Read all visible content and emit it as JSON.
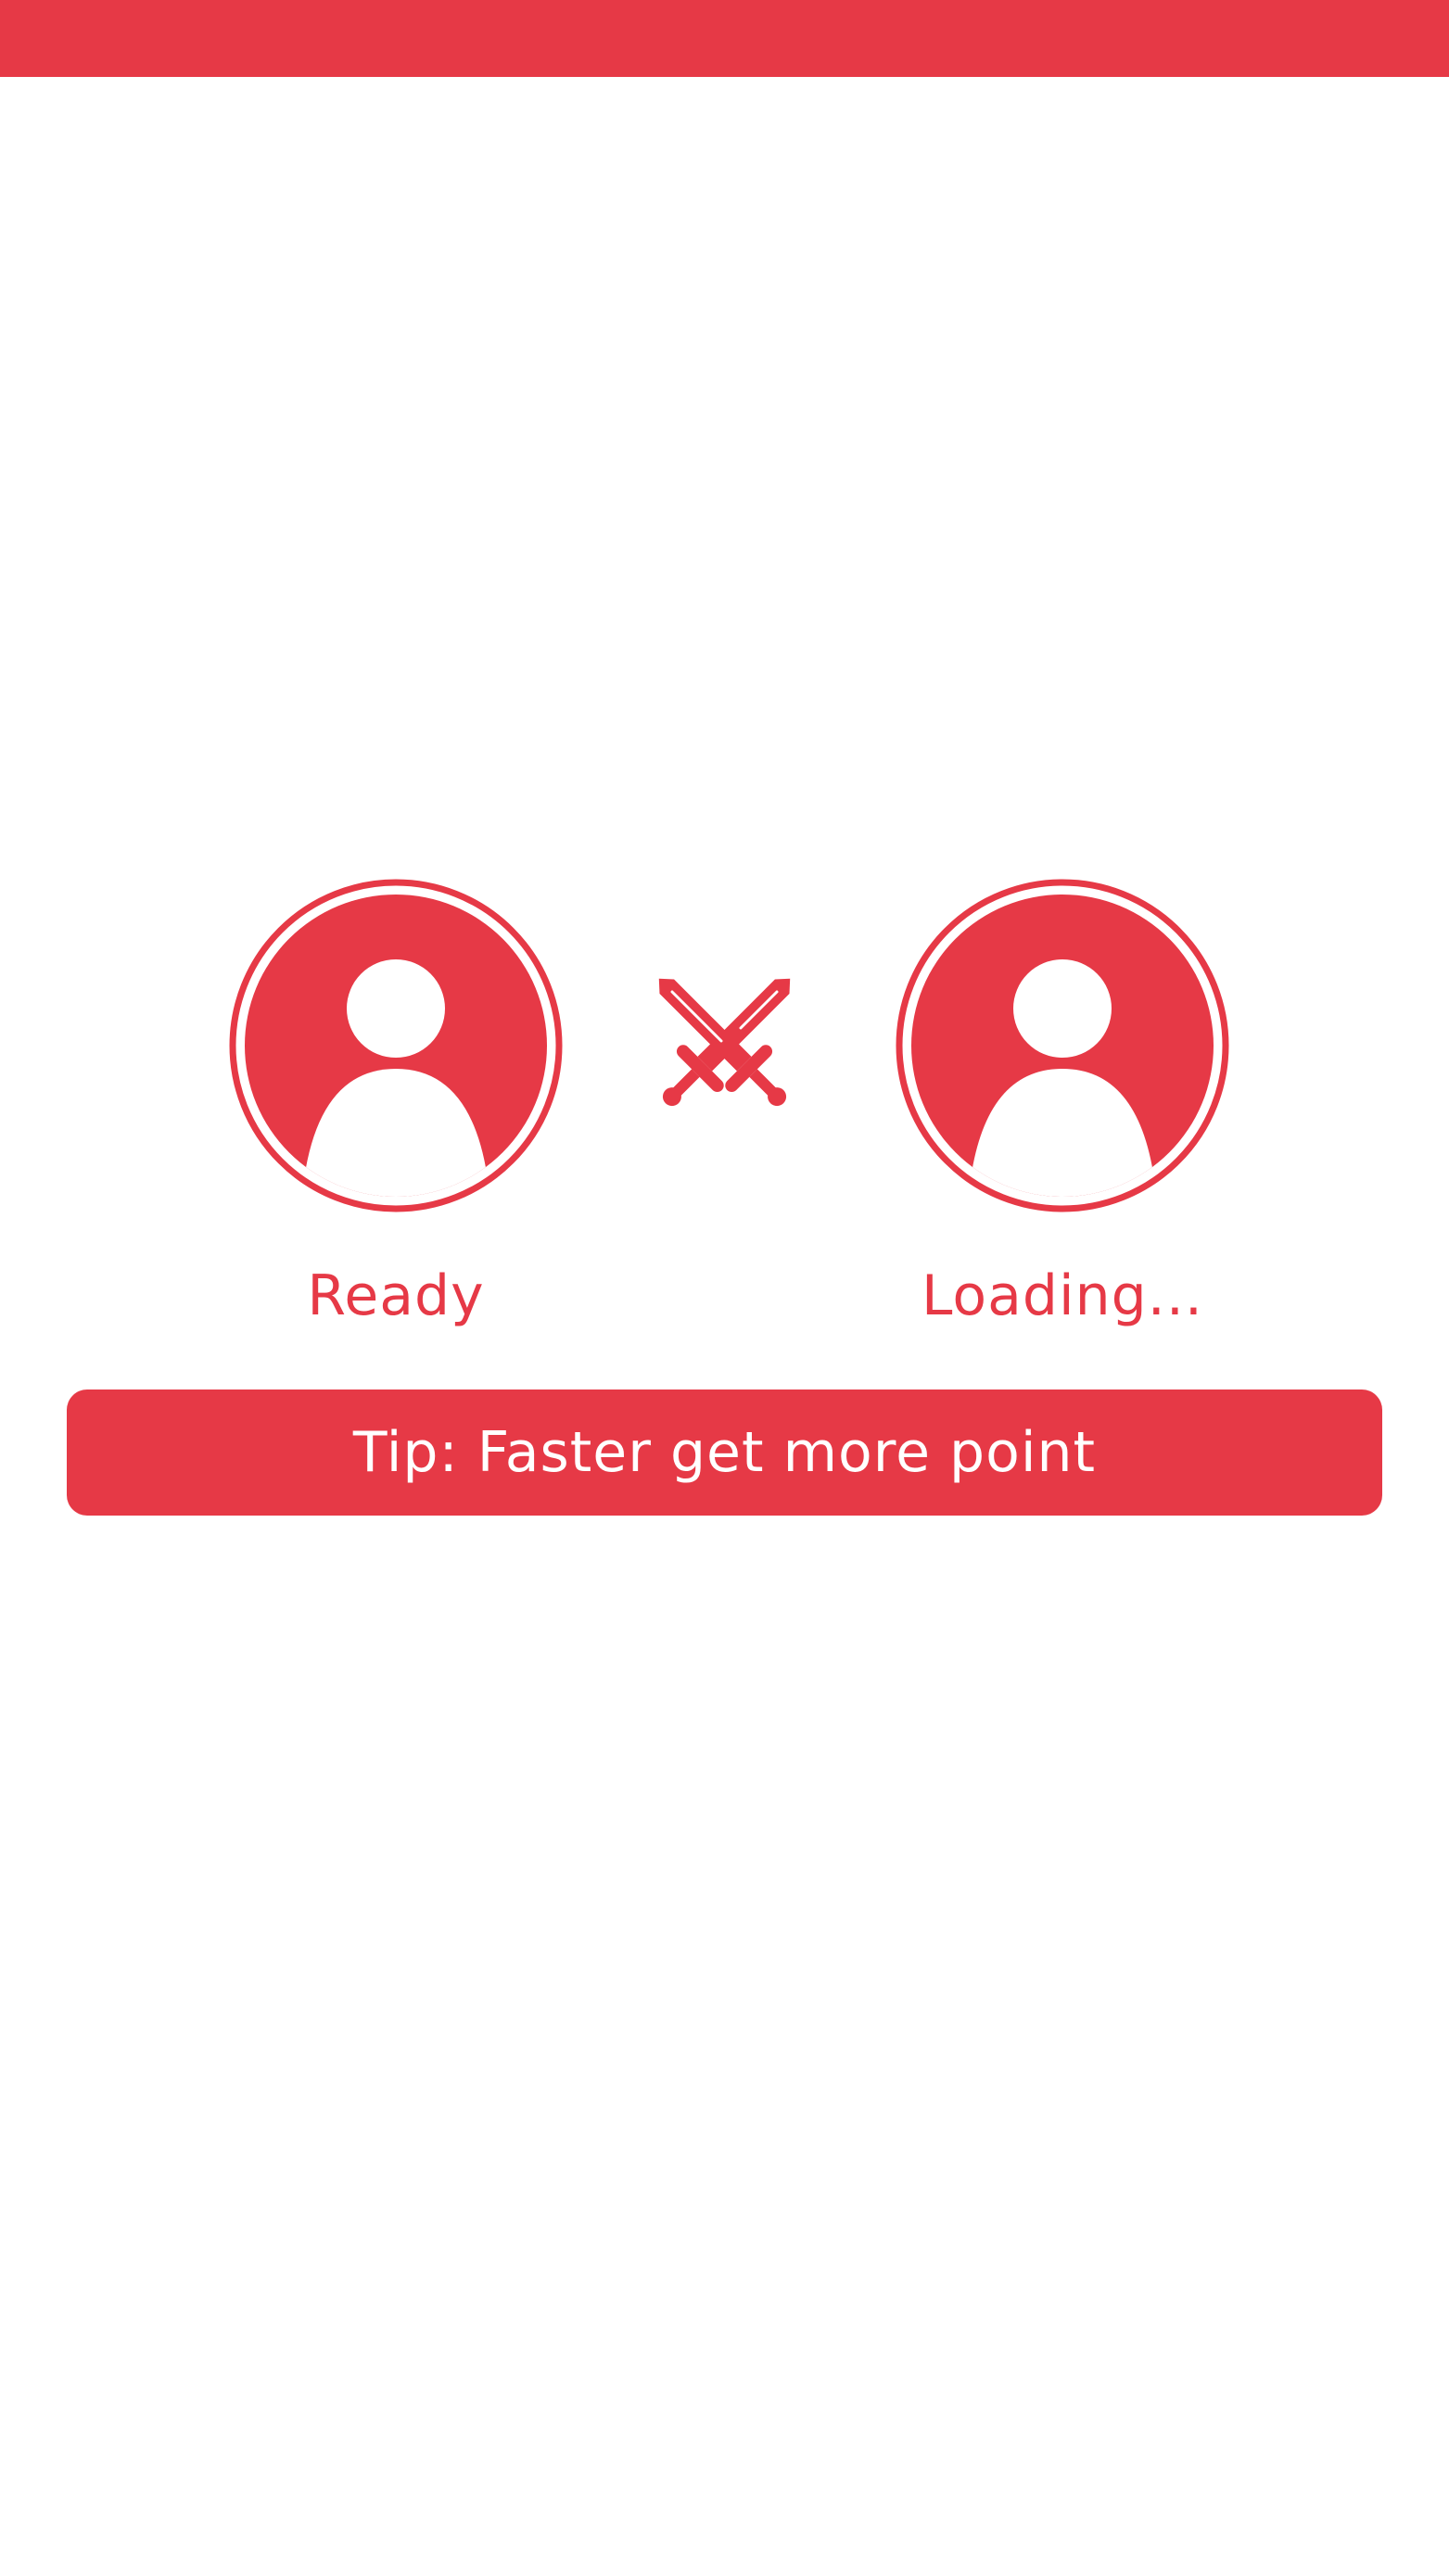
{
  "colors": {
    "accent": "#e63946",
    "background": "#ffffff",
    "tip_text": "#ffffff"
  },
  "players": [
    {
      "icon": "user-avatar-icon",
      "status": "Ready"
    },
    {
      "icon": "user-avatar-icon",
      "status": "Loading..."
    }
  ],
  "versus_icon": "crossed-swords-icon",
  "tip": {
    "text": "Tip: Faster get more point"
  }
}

----

#### [Problem to solve]
Give the material again exactly as it is, but keep the pictures out.

#### [Exercise result]
Read all visible content and emit it as JSON.
{
  "colors": {
    "accent": "#e63946",
    "background": "#ffffff",
    "tip_text": "#ffffff"
  },
  "players": [
    {
      "icon": "user-avatar-icon",
      "status": "Ready"
    },
    {
      "icon": "user-avatar-icon",
      "status": "Loading..."
    }
  ],
  "versus_icon": "crossed-swords-icon",
  "tip": {
    "text": "Tip: Faster get more point"
  }
}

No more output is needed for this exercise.